■ **GOAL OF THE EXERCISE**: List the lines of this listing that hold the word "project".

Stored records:

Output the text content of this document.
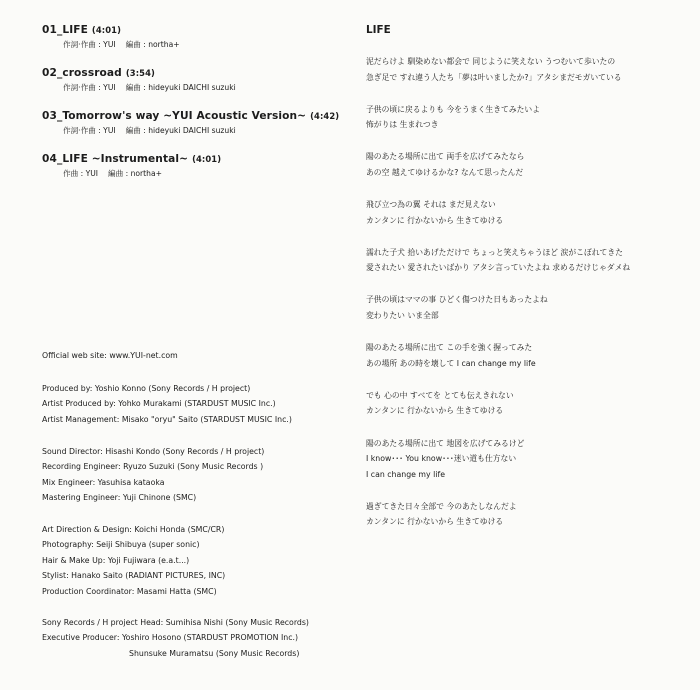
01_LIFE (4:01)
作詞·作曲 : YUI 編曲 : northa+
02_crossroad (3:54)
作詞·作曲 : YUI 編曲 : hideyuki DAICHI suzuki
03_Tomorrow's way ~YUI Acoustic Version~ (4:42)
作詞·作曲 : YUI 編曲 : hideyuki DAICHI suzuki
04_LIFE ~Instrumental~ (4:01)
作曲 : YUI 編曲 : northa+
Official web site: www.YUI-net.com
Produced by: Yoshio Konno (Sony Records / H project)
Artist Produced by: Yohko Murakami (STARDUST MUSIC Inc.)
Artist Management: Misako "oryu" Saito (STARDUST MUSIC Inc.)
Sound Director: Hisashi Kondo (Sony Records / H project)
Recording Engineer: Ryuzo Suzuki (Sony Music Records )
Mix Engineer: Yasuhisa kataoka
Mastering Engineer: Yuji Chinone (SMC)
Art Direction & Design: Koichi Honda (SMC/CR)
Photography: Seiji Shibuya (super sonic)
Hair & Make Up: Yoji Fujiwara (e.a.t...)
Stylist: Hanako Saito (RADIANT PICTURES, INC)
Production Coordinator: Masami Hatta (SMC)
Sony Records / H project Head: Sumihisa Nishi (Sony Music Records)
Executive Producer: Yoshiro Hosono (STARDUST PROMOTION Inc.)
Shunsuke Muramatsu (Sony Music Records)
LIFE
泥だらけよ 馴染めない都会で 同じように笑えない うつむいて歩いたの
急ぎ足で すれ違う人たち「夢は叶いましたか?」アタシまだモガいている
子供の頃に戻るよりも 今をうまく生きてみたいよ
怖がりは 生まれつき
陽のあたる場所に出て 両手を広げてみたなら
あの空 越えてゆけるかな? なんて思ったんだ
飛び立つ為の翼 それは まだ見えない
カンタンに 行かないから 生きてゆける
濡れた子犬 拾いあげただけで ちょっと笑えちゃうほど 涙がこぼれてきた
愛されたい 愛されたいばかり アタシ言っていたよね 求めるだけじゃダメね
子供の頃はママの事 ひどく傷つけた日もあったよね
変わりたい いま全部
陽のあたる場所に出て この手を強く握ってみた
あの場所 あの時を壊して I can change my life
でも 心の中 すべてを とても伝えきれない
カンタンに 行かないから 生きてゆける
陽のあたる場所に出て 地図を広げてみるけど
I know･･･ You know･･･迷い道も仕方ない
I can change my life
過ぎてきた日々全部で 今のあたしなんだよ
カンタンに 行かないから 生きてゆける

■ **SOLUTION TO THE EXERCISE**:
Produced by: Yoshio Konno (Sony Records / H project)
Sound Director: Hisashi Kondo (Sony Records / H project)
Sony Records / H project Head: Sumihisa Nishi (Sony Music Records)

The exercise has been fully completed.